:: Written task ::
In your copy, leave out the pictures and repeat the entries below exactly.

** start Recorded information **

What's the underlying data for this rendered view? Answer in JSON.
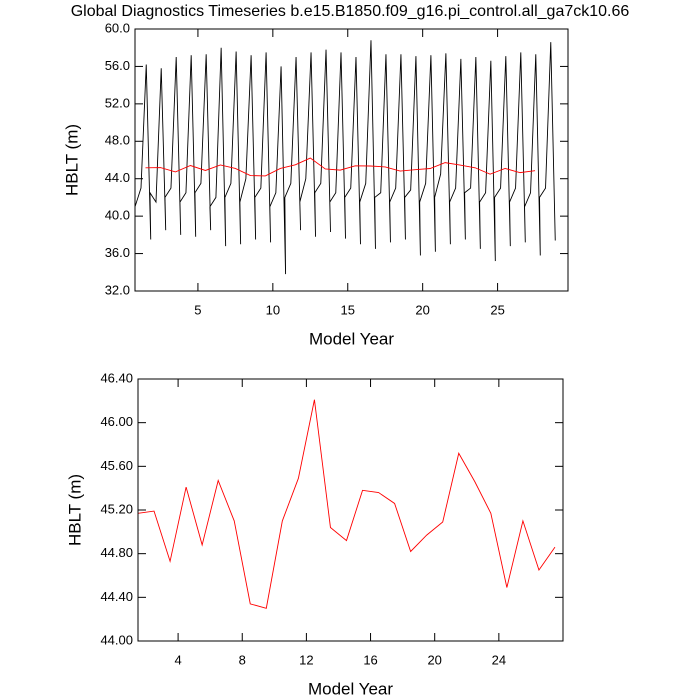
{
  "chart_data": [
    {
      "type": "line",
      "title": "Global Diagnostics Timeseries b.e15.B1850.f09_g16.pi_control.all_ga7ck10.66",
      "xlabel": "Model Year",
      "ylabel": "HBLT (m)",
      "xlim": [
        0.8,
        29.7
      ],
      "xticks": [
        5,
        10,
        15,
        20,
        25
      ],
      "ylim": [
        32,
        60
      ],
      "yticks": [
        {
          "value": 32,
          "label": "32.0"
        },
        {
          "value": 36,
          "label": "36.0"
        },
        {
          "value": 40,
          "label": "40.0"
        },
        {
          "value": 44,
          "label": "44.0"
        },
        {
          "value": 48,
          "label": "48.0"
        },
        {
          "value": 52,
          "label": "52.0"
        },
        {
          "value": 56,
          "label": "56.0"
        },
        {
          "value": 60,
          "label": "60.0"
        }
      ],
      "series": [
        {
          "color": "#000000",
          "x": [
            0.8,
            1.2,
            1.55,
            1.85,
            1.8,
            2.2,
            2.55,
            2.85,
            2.8,
            3.2,
            3.55,
            3.85,
            3.8,
            4.2,
            4.55,
            4.85,
            4.8,
            5.2,
            5.55,
            5.85,
            5.8,
            6.2,
            6.55,
            6.85,
            6.8,
            7.2,
            7.55,
            7.85,
            7.8,
            8.2,
            8.55,
            8.85,
            8.8,
            9.2,
            9.55,
            9.85,
            9.8,
            10.2,
            10.55,
            10.85,
            10.8,
            11.2,
            11.55,
            11.85,
            11.8,
            12.2,
            12.55,
            12.85,
            12.8,
            13.2,
            13.55,
            13.85,
            13.8,
            14.2,
            14.55,
            14.85,
            14.8,
            15.2,
            15.55,
            15.85,
            15.8,
            16.2,
            16.55,
            16.85,
            16.8,
            17.2,
            17.55,
            17.85,
            17.8,
            18.2,
            18.55,
            18.85,
            18.8,
            19.2,
            19.55,
            19.85,
            19.8,
            20.2,
            20.55,
            20.85,
            20.8,
            21.2,
            21.55,
            21.85,
            21.8,
            22.2,
            22.55,
            22.85,
            22.8,
            23.2,
            23.55,
            23.85,
            23.8,
            24.2,
            24.55,
            24.85,
            24.8,
            25.2,
            25.55,
            25.85,
            25.8,
            26.2,
            26.55,
            26.85,
            26.8,
            27.2,
            27.55,
            27.85,
            27.8,
            28.2,
            28.55,
            28.85
          ],
          "values": [
            41.0,
            43.0,
            56.2,
            37.5,
            42.5,
            41.5,
            55.8,
            38.5,
            42.0,
            43.0,
            57.0,
            38.0,
            41.5,
            42.5,
            57.2,
            37.8,
            42.5,
            43.5,
            57.3,
            38.5,
            41.0,
            42.0,
            58.0,
            36.8,
            42.0,
            43.5,
            57.6,
            37.0,
            41.5,
            44.0,
            57.2,
            37.5,
            42.0,
            43.0,
            57.5,
            37.2,
            41.0,
            42.5,
            56.0,
            33.8,
            42.0,
            43.5,
            57.0,
            38.5,
            41.5,
            44.0,
            57.5,
            37.8,
            42.5,
            43.5,
            57.8,
            38.3,
            41.5,
            42.5,
            57.5,
            37.6,
            42.0,
            43.0,
            57.0,
            37.0,
            41.5,
            43.5,
            58.8,
            36.5,
            42.0,
            42.5,
            57.3,
            37.2,
            41.5,
            43.0,
            57.3,
            37.5,
            42.0,
            42.8,
            57.1,
            35.8,
            41.5,
            43.5,
            57.2,
            36.2,
            42.0,
            44.5,
            57.4,
            37.0,
            41.5,
            43.0,
            56.8,
            37.5,
            42.5,
            43.0,
            57.0,
            36.5,
            41.5,
            42.5,
            56.6,
            35.2,
            42.0,
            43.0,
            57.1,
            36.8,
            41.5,
            43.0,
            57.5,
            37.2,
            41.0,
            42.5,
            57.3,
            35.8,
            42.0,
            43.0,
            58.6,
            37.4
          ]
        },
        {
          "color": "#ff0000",
          "x": [
            1.5,
            2.5,
            3.5,
            4.5,
            5.5,
            6.5,
            7.5,
            8.5,
            9.5,
            10.5,
            11.5,
            12.5,
            13.5,
            14.5,
            15.5,
            16.5,
            17.5,
            18.5,
            19.5,
            20.5,
            21.5,
            22.5,
            23.5,
            24.5,
            25.5,
            26.5,
            27.5
          ],
          "values": [
            45.17,
            45.19,
            44.73,
            45.41,
            44.88,
            45.47,
            45.1,
            44.34,
            44.3,
            45.1,
            45.49,
            46.21,
            45.04,
            44.92,
            45.38,
            45.36,
            45.26,
            44.82,
            44.97,
            45.09,
            45.72,
            45.46,
            45.17,
            44.49,
            45.1,
            44.65,
            44.86
          ]
        }
      ]
    },
    {
      "type": "line",
      "xlabel": "Model Year",
      "ylabel": "HBLT (m)",
      "xlim": [
        1.5,
        28
      ],
      "xticks": [
        4,
        8,
        12,
        16,
        20,
        24
      ],
      "ylim": [
        44,
        46.4
      ],
      "yticks": [
        {
          "value": 44,
          "label": "44.00"
        },
        {
          "value": 44.4,
          "label": "44.40"
        },
        {
          "value": 44.8,
          "label": "44.80"
        },
        {
          "value": 45.2,
          "label": "45.20"
        },
        {
          "value": 45.6,
          "label": "45.60"
        },
        {
          "value": 46,
          "label": "46.00"
        },
        {
          "value": 46.4,
          "label": "46.40"
        }
      ],
      "series": [
        {
          "color": "#ff0000",
          "x": [
            1.5,
            2.5,
            3.5,
            4.5,
            5.5,
            6.5,
            7.5,
            8.5,
            9.5,
            10.5,
            11.5,
            12.5,
            13.5,
            14.5,
            15.5,
            16.5,
            17.5,
            18.5,
            19.5,
            20.5,
            21.5,
            22.5,
            23.5,
            24.5,
            25.5,
            26.5,
            27.5
          ],
          "values": [
            45.17,
            45.19,
            44.73,
            45.41,
            44.88,
            45.47,
            45.1,
            44.34,
            44.3,
            45.1,
            45.49,
            46.21,
            45.04,
            44.92,
            45.38,
            45.36,
            45.26,
            44.82,
            44.97,
            45.09,
            45.72,
            45.46,
            45.17,
            44.49,
            45.1,
            44.65,
            44.86
          ]
        }
      ]
    }
  ]
}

** end Recorded information **

:: Answer to the exercise ::
What's the underlying data for this rendered view? Answer in JSON.
{
  "chart_data": [
    {
      "type": "line",
      "title": "Global Diagnostics Timeseries b.e15.B1850.f09_g16.pi_control.all_ga7ck10.66",
      "xlabel": "Model Year",
      "ylabel": "HBLT (m)",
      "xlim": [
        0.8,
        29.7
      ],
      "xticks": [
        5,
        10,
        15,
        20,
        25
      ],
      "ylim": [
        32,
        60
      ],
      "yticks": [
        {
          "value": 32,
          "label": "32.0"
        },
        {
          "value": 36,
          "label": "36.0"
        },
        {
          "value": 40,
          "label": "40.0"
        },
        {
          "value": 44,
          "label": "44.0"
        },
        {
          "value": 48,
          "label": "48.0"
        },
        {
          "value": 52,
          "label": "52.0"
        },
        {
          "value": 56,
          "label": "56.0"
        },
        {
          "value": 60,
          "label": "60.0"
        }
      ],
      "series": [
        {
          "color": "#000000",
          "x": [
            0.8,
            1.2,
            1.55,
            1.85,
            1.8,
            2.2,
            2.55,
            2.85,
            2.8,
            3.2,
            3.55,
            3.85,
            3.8,
            4.2,
            4.55,
            4.85,
            4.8,
            5.2,
            5.55,
            5.85,
            5.8,
            6.2,
            6.55,
            6.85,
            6.8,
            7.2,
            7.55,
            7.85,
            7.8,
            8.2,
            8.55,
            8.85,
            8.8,
            9.2,
            9.55,
            9.85,
            9.8,
            10.2,
            10.55,
            10.85,
            10.8,
            11.2,
            11.55,
            11.85,
            11.8,
            12.2,
            12.55,
            12.85,
            12.8,
            13.2,
            13.55,
            13.85,
            13.8,
            14.2,
            14.55,
            14.85,
            14.8,
            15.2,
            15.55,
            15.85,
            15.8,
            16.2,
            16.55,
            16.85,
            16.8,
            17.2,
            17.55,
            17.85,
            17.8,
            18.2,
            18.55,
            18.85,
            18.8,
            19.2,
            19.55,
            19.85,
            19.8,
            20.2,
            20.55,
            20.85,
            20.8,
            21.2,
            21.55,
            21.85,
            21.8,
            22.2,
            22.55,
            22.85,
            22.8,
            23.2,
            23.55,
            23.85,
            23.8,
            24.2,
            24.55,
            24.85,
            24.8,
            25.2,
            25.55,
            25.85,
            25.8,
            26.2,
            26.55,
            26.85,
            26.8,
            27.2,
            27.55,
            27.85,
            27.8,
            28.2,
            28.55,
            28.85
          ],
          "values": [
            41.0,
            43.0,
            56.2,
            37.5,
            42.5,
            41.5,
            55.8,
            38.5,
            42.0,
            43.0,
            57.0,
            38.0,
            41.5,
            42.5,
            57.2,
            37.8,
            42.5,
            43.5,
            57.3,
            38.5,
            41.0,
            42.0,
            58.0,
            36.8,
            42.0,
            43.5,
            57.6,
            37.0,
            41.5,
            44.0,
            57.2,
            37.5,
            42.0,
            43.0,
            57.5,
            37.2,
            41.0,
            42.5,
            56.0,
            33.8,
            42.0,
            43.5,
            57.0,
            38.5,
            41.5,
            44.0,
            57.5,
            37.8,
            42.5,
            43.5,
            57.8,
            38.3,
            41.5,
            42.5,
            57.5,
            37.6,
            42.0,
            43.0,
            57.0,
            37.0,
            41.5,
            43.5,
            58.8,
            36.5,
            42.0,
            42.5,
            57.3,
            37.2,
            41.5,
            43.0,
            57.3,
            37.5,
            42.0,
            42.8,
            57.1,
            35.8,
            41.5,
            43.5,
            57.2,
            36.2,
            42.0,
            44.5,
            57.4,
            37.0,
            41.5,
            43.0,
            56.8,
            37.5,
            42.5,
            43.0,
            57.0,
            36.5,
            41.5,
            42.5,
            56.6,
            35.2,
            42.0,
            43.0,
            57.1,
            36.8,
            41.5,
            43.0,
            57.5,
            37.2,
            41.0,
            42.5,
            57.3,
            35.8,
            42.0,
            43.0,
            58.6,
            37.4
          ]
        },
        {
          "color": "#ff0000",
          "x": [
            1.5,
            2.5,
            3.5,
            4.5,
            5.5,
            6.5,
            7.5,
            8.5,
            9.5,
            10.5,
            11.5,
            12.5,
            13.5,
            14.5,
            15.5,
            16.5,
            17.5,
            18.5,
            19.5,
            20.5,
            21.5,
            22.5,
            23.5,
            24.5,
            25.5,
            26.5,
            27.5
          ],
          "values": [
            45.17,
            45.19,
            44.73,
            45.41,
            44.88,
            45.47,
            45.1,
            44.34,
            44.3,
            45.1,
            45.49,
            46.21,
            45.04,
            44.92,
            45.38,
            45.36,
            45.26,
            44.82,
            44.97,
            45.09,
            45.72,
            45.46,
            45.17,
            44.49,
            45.1,
            44.65,
            44.86
          ]
        }
      ]
    },
    {
      "type": "line",
      "xlabel": "Model Year",
      "ylabel": "HBLT (m)",
      "xlim": [
        1.5,
        28
      ],
      "xticks": [
        4,
        8,
        12,
        16,
        20,
        24
      ],
      "ylim": [
        44,
        46.4
      ],
      "yticks": [
        {
          "value": 44,
          "label": "44.00"
        },
        {
          "value": 44.4,
          "label": "44.40"
        },
        {
          "value": 44.8,
          "label": "44.80"
        },
        {
          "value": 45.2,
          "label": "45.20"
        },
        {
          "value": 45.6,
          "label": "45.60"
        },
        {
          "value": 46,
          "label": "46.00"
        },
        {
          "value": 46.4,
          "label": "46.40"
        }
      ],
      "series": [
        {
          "color": "#ff0000",
          "x": [
            1.5,
            2.5,
            3.5,
            4.5,
            5.5,
            6.5,
            7.5,
            8.5,
            9.5,
            10.5,
            11.5,
            12.5,
            13.5,
            14.5,
            15.5,
            16.5,
            17.5,
            18.5,
            19.5,
            20.5,
            21.5,
            22.5,
            23.5,
            24.5,
            25.5,
            26.5,
            27.5
          ],
          "values": [
            45.17,
            45.19,
            44.73,
            45.41,
            44.88,
            45.47,
            45.1,
            44.34,
            44.3,
            45.1,
            45.49,
            46.21,
            45.04,
            44.92,
            45.38,
            45.36,
            45.26,
            44.82,
            44.97,
            45.09,
            45.72,
            45.46,
            45.17,
            44.49,
            45.1,
            44.65,
            44.86
          ]
        }
      ]
    }
  ]
}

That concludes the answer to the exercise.